• _WHAT YOU WILL DO_
Pull out every line with the word "name".

########################################

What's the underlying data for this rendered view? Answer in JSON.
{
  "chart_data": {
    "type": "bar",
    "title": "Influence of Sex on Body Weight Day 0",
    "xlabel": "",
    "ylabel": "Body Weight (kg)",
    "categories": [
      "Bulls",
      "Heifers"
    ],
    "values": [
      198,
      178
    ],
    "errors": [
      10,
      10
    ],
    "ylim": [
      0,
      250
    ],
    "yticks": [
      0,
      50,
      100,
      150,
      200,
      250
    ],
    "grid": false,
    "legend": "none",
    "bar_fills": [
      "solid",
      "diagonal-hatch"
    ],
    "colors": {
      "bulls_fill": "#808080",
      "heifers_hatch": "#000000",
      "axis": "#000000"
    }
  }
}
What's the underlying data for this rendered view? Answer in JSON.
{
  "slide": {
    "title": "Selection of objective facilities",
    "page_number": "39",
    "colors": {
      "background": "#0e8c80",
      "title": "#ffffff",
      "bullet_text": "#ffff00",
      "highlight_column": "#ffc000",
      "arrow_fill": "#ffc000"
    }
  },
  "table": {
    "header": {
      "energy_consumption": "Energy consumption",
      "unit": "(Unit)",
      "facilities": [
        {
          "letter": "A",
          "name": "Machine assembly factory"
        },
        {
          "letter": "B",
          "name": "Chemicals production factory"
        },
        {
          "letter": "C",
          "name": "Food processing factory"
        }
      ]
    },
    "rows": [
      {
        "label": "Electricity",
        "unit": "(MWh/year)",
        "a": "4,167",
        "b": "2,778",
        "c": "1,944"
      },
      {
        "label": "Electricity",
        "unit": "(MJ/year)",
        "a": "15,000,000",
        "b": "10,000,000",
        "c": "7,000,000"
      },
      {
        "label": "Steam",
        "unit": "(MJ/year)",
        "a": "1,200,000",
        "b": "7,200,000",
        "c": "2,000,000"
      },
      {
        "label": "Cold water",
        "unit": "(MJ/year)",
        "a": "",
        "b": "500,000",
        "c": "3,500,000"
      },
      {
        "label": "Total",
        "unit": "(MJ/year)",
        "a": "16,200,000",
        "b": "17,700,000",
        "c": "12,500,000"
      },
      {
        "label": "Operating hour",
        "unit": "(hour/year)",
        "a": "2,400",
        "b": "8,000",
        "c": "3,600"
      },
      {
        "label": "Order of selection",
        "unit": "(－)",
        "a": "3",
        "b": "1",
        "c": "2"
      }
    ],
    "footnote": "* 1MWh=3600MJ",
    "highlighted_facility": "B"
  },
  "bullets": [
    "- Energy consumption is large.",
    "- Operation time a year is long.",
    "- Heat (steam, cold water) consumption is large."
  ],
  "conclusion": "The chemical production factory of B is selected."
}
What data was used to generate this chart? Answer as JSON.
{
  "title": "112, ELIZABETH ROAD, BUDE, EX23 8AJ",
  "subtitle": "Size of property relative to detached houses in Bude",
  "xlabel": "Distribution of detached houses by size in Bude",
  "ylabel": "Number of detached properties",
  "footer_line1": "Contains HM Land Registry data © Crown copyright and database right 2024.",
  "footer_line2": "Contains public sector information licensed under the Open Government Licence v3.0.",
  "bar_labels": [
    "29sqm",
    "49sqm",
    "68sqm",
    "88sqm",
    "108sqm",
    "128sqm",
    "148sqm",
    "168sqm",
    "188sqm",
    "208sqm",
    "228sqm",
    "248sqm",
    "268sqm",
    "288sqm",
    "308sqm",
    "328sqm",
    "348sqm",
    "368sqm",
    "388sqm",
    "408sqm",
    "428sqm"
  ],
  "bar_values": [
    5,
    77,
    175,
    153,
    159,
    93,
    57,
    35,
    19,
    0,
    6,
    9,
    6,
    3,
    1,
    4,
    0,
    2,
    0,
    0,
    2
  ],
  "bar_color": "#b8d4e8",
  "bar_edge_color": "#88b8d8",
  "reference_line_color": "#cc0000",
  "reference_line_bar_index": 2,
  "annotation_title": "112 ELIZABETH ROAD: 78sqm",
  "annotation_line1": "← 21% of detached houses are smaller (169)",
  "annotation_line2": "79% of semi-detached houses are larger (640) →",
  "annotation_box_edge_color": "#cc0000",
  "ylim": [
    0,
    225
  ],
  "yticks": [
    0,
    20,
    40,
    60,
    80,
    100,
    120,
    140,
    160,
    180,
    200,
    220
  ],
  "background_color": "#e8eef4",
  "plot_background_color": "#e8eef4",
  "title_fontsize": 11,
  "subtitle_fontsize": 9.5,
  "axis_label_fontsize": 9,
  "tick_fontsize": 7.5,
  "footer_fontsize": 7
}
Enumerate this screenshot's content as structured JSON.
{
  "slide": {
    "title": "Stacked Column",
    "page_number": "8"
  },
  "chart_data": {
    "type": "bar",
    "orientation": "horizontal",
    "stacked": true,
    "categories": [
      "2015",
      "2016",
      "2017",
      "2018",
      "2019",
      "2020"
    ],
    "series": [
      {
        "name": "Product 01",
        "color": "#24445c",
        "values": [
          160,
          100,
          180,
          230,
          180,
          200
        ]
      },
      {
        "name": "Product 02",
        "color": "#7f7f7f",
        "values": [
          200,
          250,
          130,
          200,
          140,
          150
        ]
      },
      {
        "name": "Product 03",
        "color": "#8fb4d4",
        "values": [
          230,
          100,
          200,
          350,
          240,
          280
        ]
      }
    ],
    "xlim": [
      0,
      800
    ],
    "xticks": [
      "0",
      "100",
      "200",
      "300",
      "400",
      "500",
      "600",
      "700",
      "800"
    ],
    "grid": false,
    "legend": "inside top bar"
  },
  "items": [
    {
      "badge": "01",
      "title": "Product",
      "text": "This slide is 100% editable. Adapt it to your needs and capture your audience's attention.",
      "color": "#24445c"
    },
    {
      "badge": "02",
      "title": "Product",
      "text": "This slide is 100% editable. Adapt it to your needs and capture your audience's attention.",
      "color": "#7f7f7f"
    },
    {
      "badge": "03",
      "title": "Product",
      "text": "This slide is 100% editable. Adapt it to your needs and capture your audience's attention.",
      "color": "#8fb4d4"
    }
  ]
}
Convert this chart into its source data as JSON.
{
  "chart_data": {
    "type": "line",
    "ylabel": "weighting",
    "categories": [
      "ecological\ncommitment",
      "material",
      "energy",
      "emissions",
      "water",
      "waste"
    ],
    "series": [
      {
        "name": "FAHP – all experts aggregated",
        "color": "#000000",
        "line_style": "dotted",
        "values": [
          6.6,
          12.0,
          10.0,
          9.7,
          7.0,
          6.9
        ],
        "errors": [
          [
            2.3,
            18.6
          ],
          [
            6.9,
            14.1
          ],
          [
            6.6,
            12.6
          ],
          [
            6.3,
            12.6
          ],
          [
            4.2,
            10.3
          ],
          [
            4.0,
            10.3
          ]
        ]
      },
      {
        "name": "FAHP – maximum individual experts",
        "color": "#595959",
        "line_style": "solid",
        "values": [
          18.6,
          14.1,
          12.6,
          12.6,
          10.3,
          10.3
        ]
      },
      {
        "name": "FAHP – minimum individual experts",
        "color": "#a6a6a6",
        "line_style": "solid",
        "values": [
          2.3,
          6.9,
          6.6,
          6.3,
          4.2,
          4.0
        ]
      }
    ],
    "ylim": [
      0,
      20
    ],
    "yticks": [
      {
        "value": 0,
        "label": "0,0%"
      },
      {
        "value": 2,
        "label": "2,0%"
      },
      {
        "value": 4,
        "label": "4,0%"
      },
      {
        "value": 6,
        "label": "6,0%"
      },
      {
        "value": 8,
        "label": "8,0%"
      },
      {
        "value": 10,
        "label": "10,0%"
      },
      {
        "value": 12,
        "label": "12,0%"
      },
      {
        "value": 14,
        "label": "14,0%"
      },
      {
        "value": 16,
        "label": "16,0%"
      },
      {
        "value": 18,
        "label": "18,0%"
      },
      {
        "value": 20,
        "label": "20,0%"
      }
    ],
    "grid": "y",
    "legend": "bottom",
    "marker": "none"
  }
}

########################################

• _RESULT FOR THIS TASK_
          "name": "Machine assembly factory"
          "name": "Chemicals production factory"
          "name": "Food processing factory"
        "name": "Product 01",
        "name": "Product 02",
        "name": "Product 03",
        "name": "FAHP – all experts aggregated",
        "name": "FAHP – maximum individual experts",
        "name": "FAHP – minimum individual experts",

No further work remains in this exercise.